===== RECORDS PROVIDED =====
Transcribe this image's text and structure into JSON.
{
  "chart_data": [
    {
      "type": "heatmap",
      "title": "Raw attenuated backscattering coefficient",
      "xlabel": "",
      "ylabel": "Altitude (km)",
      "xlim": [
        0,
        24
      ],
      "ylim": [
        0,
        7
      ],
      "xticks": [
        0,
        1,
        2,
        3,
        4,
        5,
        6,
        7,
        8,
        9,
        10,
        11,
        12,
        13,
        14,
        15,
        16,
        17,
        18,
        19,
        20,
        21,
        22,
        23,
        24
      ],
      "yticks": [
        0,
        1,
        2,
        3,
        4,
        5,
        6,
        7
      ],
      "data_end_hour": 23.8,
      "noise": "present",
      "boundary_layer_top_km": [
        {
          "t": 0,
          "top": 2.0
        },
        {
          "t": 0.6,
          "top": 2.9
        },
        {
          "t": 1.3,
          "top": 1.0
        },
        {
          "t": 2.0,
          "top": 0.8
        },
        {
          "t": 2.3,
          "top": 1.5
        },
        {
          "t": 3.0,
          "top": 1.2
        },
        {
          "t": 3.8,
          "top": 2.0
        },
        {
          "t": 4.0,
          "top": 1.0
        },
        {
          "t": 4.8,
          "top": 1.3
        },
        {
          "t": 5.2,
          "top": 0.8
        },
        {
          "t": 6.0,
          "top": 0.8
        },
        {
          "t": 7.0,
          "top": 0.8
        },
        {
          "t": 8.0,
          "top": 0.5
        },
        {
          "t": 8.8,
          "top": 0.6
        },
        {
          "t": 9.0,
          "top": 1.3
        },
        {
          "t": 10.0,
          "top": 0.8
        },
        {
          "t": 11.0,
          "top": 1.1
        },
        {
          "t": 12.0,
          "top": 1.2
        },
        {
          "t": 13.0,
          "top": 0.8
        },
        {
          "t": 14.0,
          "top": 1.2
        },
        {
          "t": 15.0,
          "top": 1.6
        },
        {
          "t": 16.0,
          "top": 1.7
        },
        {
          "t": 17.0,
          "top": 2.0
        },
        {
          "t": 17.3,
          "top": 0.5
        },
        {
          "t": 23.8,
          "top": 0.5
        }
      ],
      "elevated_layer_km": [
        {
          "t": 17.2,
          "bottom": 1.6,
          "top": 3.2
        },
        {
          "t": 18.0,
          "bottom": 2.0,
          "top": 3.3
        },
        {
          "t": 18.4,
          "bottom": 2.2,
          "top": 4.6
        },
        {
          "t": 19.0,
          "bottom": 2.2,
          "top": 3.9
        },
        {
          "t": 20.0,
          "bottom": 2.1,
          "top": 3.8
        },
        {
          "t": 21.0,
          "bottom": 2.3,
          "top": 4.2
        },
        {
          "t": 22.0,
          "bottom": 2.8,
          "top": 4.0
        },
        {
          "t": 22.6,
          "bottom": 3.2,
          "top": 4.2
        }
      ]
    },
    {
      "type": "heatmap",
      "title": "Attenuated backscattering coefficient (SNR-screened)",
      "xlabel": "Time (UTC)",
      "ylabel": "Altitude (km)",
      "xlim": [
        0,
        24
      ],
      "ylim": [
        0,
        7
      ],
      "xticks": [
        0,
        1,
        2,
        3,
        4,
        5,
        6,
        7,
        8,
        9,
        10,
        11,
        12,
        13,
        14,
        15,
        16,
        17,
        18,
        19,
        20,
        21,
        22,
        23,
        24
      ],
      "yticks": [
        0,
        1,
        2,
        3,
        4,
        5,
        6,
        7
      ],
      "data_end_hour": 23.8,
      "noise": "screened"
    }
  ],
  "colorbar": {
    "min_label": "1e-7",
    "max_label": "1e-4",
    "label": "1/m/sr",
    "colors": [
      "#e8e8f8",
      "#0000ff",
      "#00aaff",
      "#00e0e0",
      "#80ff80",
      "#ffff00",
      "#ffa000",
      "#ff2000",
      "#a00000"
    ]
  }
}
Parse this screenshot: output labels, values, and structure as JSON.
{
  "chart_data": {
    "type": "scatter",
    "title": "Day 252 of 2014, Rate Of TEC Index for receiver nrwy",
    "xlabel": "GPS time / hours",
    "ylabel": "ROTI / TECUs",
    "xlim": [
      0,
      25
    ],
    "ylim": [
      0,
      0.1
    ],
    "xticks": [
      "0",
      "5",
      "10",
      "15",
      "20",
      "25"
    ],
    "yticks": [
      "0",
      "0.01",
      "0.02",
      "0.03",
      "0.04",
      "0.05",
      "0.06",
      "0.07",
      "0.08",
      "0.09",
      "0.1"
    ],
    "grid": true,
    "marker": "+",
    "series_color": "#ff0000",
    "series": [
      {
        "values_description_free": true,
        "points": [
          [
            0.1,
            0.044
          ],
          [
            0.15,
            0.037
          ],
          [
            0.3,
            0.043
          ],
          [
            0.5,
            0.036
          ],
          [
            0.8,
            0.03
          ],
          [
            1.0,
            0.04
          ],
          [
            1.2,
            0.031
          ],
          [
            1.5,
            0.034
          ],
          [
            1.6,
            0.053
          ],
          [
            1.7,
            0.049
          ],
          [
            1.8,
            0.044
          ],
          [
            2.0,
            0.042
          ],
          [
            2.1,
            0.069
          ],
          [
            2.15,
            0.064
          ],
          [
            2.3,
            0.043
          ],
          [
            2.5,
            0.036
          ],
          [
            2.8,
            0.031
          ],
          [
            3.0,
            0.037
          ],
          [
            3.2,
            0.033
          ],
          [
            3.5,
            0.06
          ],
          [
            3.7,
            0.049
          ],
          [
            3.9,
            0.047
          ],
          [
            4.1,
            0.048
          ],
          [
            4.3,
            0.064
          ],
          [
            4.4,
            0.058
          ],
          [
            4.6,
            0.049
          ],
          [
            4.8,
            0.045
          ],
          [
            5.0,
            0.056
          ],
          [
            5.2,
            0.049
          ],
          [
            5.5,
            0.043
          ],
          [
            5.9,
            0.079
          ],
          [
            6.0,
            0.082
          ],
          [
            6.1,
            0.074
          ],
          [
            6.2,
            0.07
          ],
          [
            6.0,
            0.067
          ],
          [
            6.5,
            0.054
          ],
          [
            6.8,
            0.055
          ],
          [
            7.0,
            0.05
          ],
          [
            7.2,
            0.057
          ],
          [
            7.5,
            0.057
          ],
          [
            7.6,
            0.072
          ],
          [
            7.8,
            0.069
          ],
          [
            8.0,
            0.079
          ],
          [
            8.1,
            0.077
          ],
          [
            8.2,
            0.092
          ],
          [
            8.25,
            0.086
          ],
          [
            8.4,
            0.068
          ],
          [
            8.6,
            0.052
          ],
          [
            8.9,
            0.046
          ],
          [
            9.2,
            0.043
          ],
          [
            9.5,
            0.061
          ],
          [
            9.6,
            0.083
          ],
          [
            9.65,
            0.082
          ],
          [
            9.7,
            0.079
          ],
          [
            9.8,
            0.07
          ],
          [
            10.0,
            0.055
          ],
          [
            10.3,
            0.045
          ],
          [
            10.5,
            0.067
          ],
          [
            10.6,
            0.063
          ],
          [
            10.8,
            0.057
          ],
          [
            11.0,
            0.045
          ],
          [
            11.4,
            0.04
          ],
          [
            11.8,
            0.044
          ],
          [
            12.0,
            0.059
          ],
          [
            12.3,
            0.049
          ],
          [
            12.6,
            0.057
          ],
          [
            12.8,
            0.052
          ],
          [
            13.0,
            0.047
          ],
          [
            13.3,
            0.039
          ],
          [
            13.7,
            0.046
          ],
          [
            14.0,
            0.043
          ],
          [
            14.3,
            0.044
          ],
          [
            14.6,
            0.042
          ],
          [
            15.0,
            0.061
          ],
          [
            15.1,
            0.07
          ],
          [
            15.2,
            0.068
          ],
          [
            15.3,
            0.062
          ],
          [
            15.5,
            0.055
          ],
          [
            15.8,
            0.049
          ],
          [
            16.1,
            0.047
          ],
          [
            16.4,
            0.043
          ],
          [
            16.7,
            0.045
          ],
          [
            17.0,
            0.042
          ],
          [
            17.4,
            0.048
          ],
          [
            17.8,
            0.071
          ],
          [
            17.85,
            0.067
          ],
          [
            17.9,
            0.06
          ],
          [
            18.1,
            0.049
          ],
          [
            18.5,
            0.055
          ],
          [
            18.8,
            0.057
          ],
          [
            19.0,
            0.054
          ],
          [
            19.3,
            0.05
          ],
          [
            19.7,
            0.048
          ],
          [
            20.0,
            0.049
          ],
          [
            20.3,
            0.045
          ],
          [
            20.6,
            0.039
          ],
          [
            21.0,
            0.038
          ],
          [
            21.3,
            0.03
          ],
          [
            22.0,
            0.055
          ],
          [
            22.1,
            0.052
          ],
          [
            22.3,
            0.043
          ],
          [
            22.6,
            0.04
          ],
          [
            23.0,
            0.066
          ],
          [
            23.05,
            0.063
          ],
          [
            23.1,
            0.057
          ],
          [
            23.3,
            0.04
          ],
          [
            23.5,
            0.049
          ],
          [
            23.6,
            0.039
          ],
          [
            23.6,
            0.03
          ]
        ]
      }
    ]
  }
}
=====
- _WHAT THE EXERCISE ASKS_
Search the records above for "bottom". Copy each line where it is found.

- _SOLUTION_
          "bottom": 1.6,
          "bottom": 2.0,
          "bottom": 2.2,
          "bottom": 2.2,
          "bottom": 2.1,
          "bottom": 2.3,
          "bottom": 2.8,
          "bottom": 3.2,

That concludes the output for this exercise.